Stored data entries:

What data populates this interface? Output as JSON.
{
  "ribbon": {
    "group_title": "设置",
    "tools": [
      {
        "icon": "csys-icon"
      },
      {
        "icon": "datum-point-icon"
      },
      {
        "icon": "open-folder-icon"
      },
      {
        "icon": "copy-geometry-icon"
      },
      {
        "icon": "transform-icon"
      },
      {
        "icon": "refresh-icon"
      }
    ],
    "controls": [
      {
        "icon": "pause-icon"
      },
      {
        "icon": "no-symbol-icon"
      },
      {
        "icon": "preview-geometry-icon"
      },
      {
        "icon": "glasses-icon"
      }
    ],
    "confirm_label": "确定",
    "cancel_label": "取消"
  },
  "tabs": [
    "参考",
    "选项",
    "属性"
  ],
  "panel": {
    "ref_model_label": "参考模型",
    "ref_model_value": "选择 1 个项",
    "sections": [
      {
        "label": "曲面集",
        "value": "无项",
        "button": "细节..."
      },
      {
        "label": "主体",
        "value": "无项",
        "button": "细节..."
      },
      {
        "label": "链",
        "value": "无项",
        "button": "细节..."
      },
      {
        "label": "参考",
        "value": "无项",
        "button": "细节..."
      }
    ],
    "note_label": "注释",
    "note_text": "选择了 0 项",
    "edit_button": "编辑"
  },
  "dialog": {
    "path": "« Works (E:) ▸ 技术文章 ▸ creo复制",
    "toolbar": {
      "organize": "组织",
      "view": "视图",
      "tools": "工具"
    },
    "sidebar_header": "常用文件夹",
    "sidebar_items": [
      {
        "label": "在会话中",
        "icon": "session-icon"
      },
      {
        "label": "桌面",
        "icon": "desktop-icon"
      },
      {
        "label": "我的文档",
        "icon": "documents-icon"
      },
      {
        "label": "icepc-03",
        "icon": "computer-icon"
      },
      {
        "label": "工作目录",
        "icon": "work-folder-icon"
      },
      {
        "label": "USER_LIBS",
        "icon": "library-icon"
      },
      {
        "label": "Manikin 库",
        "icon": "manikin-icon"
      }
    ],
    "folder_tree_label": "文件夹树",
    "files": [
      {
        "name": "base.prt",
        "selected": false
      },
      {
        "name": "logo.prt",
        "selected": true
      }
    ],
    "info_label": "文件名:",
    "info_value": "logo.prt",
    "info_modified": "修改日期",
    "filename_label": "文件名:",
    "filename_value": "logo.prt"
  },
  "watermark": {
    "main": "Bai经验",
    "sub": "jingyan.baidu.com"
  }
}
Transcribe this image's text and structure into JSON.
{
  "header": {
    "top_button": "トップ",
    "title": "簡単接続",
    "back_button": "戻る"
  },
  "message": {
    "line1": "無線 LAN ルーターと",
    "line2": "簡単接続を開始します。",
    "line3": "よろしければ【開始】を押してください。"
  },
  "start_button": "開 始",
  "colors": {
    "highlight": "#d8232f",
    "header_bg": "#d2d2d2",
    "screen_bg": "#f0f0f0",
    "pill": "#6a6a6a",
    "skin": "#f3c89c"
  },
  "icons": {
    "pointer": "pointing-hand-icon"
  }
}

To do
List all lines holding the string "geometry".

Response to the task
        "icon": "copy-geometry-icon"
        "icon": "preview-geometry-icon"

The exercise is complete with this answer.